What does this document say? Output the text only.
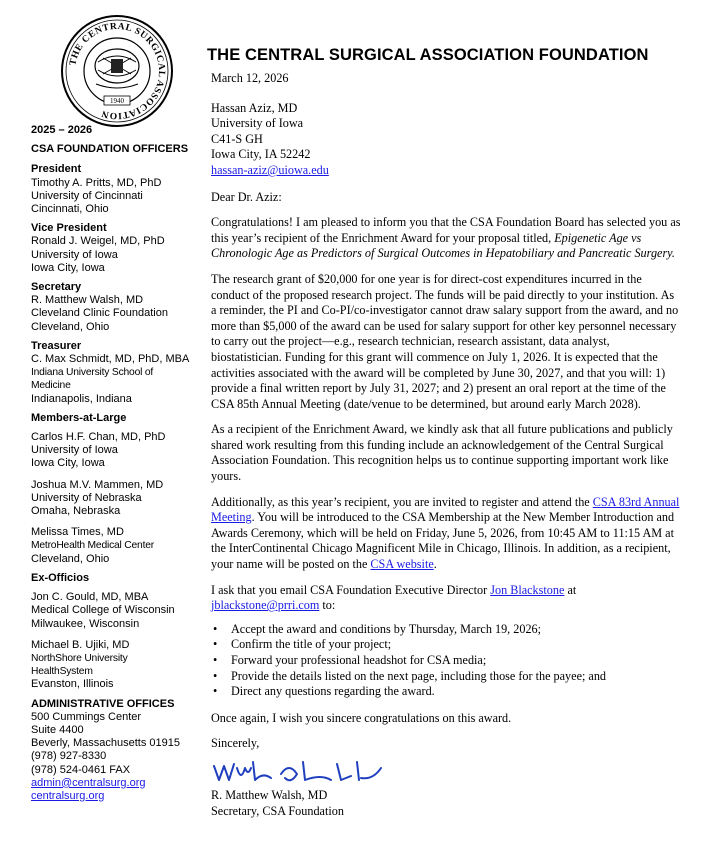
THE CENTRAL SURGICAL ASSOCIATION
1940
THE CENTRAL SURGICAL ASSOCIATION FOUNDATION
2025 – 2026
CSA FOUNDATION OFFICERS
President
Timothy A. Pritts, MD, PhD
University of Cincinnati
Cincinnati, Ohio
Vice President
Ronald J. Weigel, MD, PhD
University of Iowa
Iowa City, Iowa
Secretary
R. Matthew Walsh, MD
Cleveland Clinic Foundation
Cleveland, Ohio
Treasurer
C. Max Schmidt, MD, PhD, MBA
Indiana University School of
Medicine
Indianapolis, Indiana
Members-at-Large
Carlos H.F. Chan, MD, PhD
University of Iowa
Iowa City, Iowa
Joshua M.V. Mammen, MD
University of Nebraska
Omaha, Nebraska
Melissa Times, MD
MetroHealth Medical Center
Cleveland, Ohio
Ex-Officios
Jon C. Gould, MD, MBA
Medical College of Wisconsin
Milwaukee, Wisconsin
Michael B. Ujiki, MD
NorthShore University
HealthSystem
Evanston, Illinois
ADMINISTRATIVE OFFICES
500 Cummings Center
Suite 4400
Beverly, Massachusetts 01915
(978) 927-8330
(978) 524-0461 FAX
admin@centralsurg.org
centralsurg.org

March 12, 2026

Hassan Aziz, MD

University of Iowa

C41-S GH

Iowa City, IA 52242

hassan-aziz@uiowa.edu

Dear Dr. Aziz:

Congratulations! I am pleased to inform you that the CSA Foundation Board has selected you as this year’s recipient of the Enrichment Award for your proposal titled, Epigenetic Age vs Chronologic Age as Predictors of Surgical Outcomes in Hepatobiliary and Pancreatic Surgery.

The research grant of $20,000 for one year is for direct-cost expenditures incurred in the conduct of the proposed research project. The funds will be paid directly to your institution. As a reminder, the PI and Co-PI/co-investigator cannot draw salary support from the award, and no more than $5,000 of the award can be used for salary support for other key personnel necessary to carry out the project—e.g., research technician, research assistant, data analyst, biostatistician. Funding for this grant will commence on July 1, 2026. It is expected that the activities associated with the award will be completed by June 30, 2027, and that you will: 1) provide a final written report by July 31, 2027; and 2) present an oral report at the time of the CSA 85th Annual Meeting (date/venue to be determined, but around early March 2028).

As a recipient of the Enrichment Award, we kindly ask that all future publications and publicly shared work resulting from this funding include an acknowledgement of the Central Surgical Association Foundation. This recognition helps us to continue supporting important work like yours.

Additionally, as this year’s recipient, you are invited to register and attend the CSA 83rd Annual Meeting. You will be introduced to the CSA Membership at the New Member Introduction and Awards Ceremony, which will be held on Friday, June 5, 2026, from 10:45 AM to 11:15 AM at the InterContinental Chicago Magnificent Mile in Chicago, Illinois. In addition, as a recipient, your name will be posted on the CSA website.

I ask that you email CSA Foundation Executive Director Jon Blackstone at jblackstone@prri.com to:

• Accept the award and conditions by Thursday, March 19, 2026;
• Confirm the title of your project;
• Forward your professional headshot for CSA media;
• Provide the details listed on the next page, including those for the payee; and
• Direct any questions regarding the award.

Once again, I wish you sincere congratulations on this award.

Sincerely,

R. Matthew Walsh, MD

Secretary, CSA Foundation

....

● TASK GOAL
Show every line from the entries above in which the word "Wisconsin" appears.

● SOLUTION FOR THIS EXERCISE
Medical College of Wisconsin
Milwaukee, Wisconsin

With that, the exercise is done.